EXERCISE REQUIREMENTS: Copy out the data exactly, leaving the pictures behind.

— start THE RECORDS —

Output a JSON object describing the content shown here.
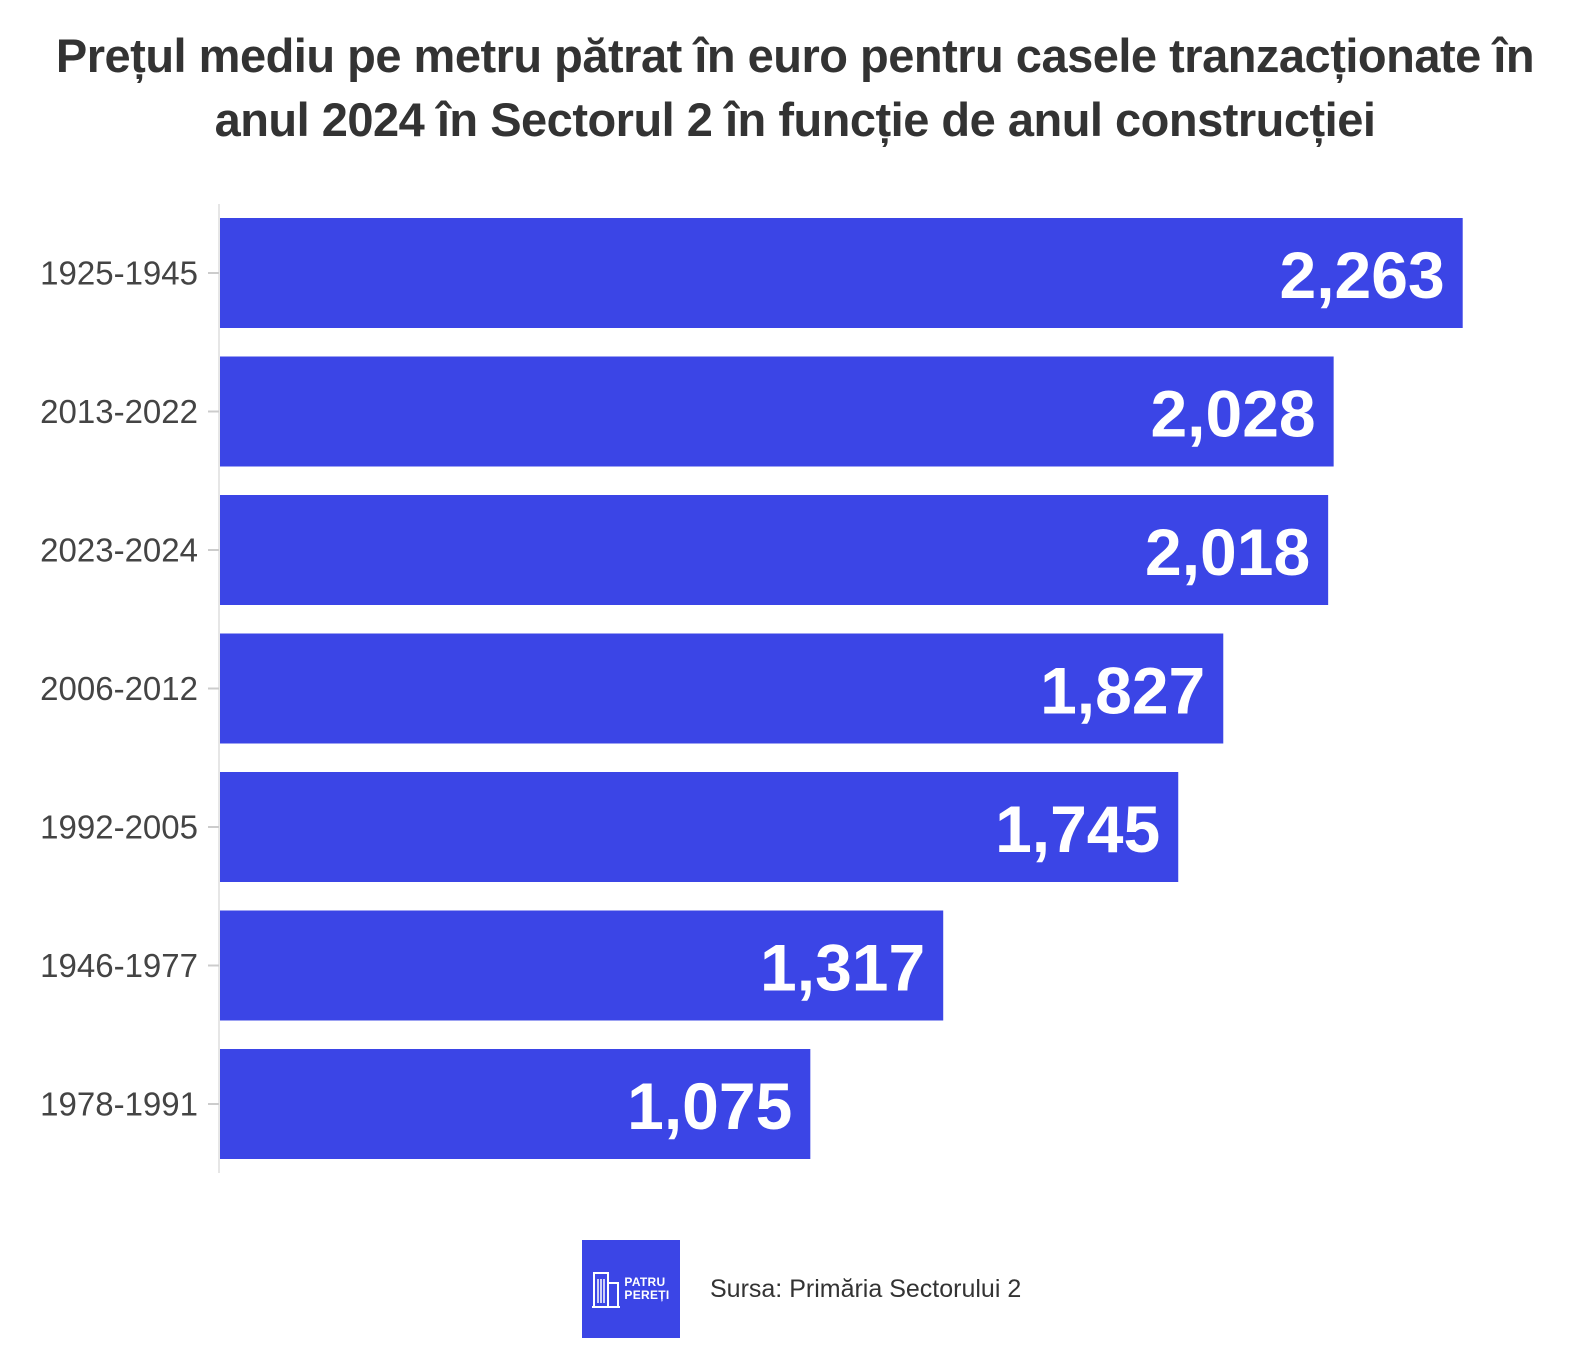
{
  "chart_data": {
    "type": "bar",
    "orientation": "horizontal",
    "title": "Prețul mediu pe metru pătrat în euro pentru casele tranzacționate în anul 2024 în Sectorul 2 în funcție de anul construcției",
    "title_lines": [
      "Prețul mediu pe metru pătrat în euro pentru casele tranzacționate în",
      "anul 2024 în Sectorul 2 în funcție de anul construcției"
    ],
    "categories": [
      "1925-1945",
      "2013-2022",
      "2023-2024",
      "2006-2012",
      "1992-2005",
      "1946-1977",
      "1978-1991"
    ],
    "values": [
      2263,
      2028,
      2018,
      1827,
      1745,
      1317,
      1075
    ],
    "value_labels": [
      "2,263",
      "2,028",
      "2,018",
      "1,827",
      "1,745",
      "1,317",
      "1,075"
    ],
    "xlim": [
      0,
      2320
    ],
    "xlabel": "",
    "ylabel": "",
    "grid": false,
    "bar_color": "#3b45e6"
  },
  "footer": {
    "logo_line1": "PATRU",
    "logo_line2": "PEREȚI",
    "source": "Sursa: Primăria Sectorului 2"
  },
  "colors": {
    "bar": "#3b45e6",
    "title": "#333333",
    "axis_text": "#444444"
  }
}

— end THE RECORDS —

SOLUTION BELOW:
Output a JSON object describing the content shown here.
{
  "chart_data": {
    "type": "bar",
    "orientation": "horizontal",
    "title": "Prețul mediu pe metru pătrat în euro pentru casele tranzacționate în anul 2024 în Sectorul 2 în funcție de anul construcției",
    "title_lines": [
      "Prețul mediu pe metru pătrat în euro pentru casele tranzacționate în",
      "anul 2024 în Sectorul 2 în funcție de anul construcției"
    ],
    "categories": [
      "1925-1945",
      "2013-2022",
      "2023-2024",
      "2006-2012",
      "1992-2005",
      "1946-1977",
      "1978-1991"
    ],
    "values": [
      2263,
      2028,
      2018,
      1827,
      1745,
      1317,
      1075
    ],
    "value_labels": [
      "2,263",
      "2,028",
      "2,018",
      "1,827",
      "1,745",
      "1,317",
      "1,075"
    ],
    "xlim": [
      0,
      2320
    ],
    "xlabel": "",
    "ylabel": "",
    "grid": false,
    "bar_color": "#3b45e6"
  },
  "footer": {
    "logo_line1": "PATRU",
    "logo_line2": "PEREȚI",
    "source": "Sursa: Primăria Sectorului 2"
  },
  "colors": {
    "bar": "#3b45e6",
    "title": "#333333",
    "axis_text": "#444444"
  }
}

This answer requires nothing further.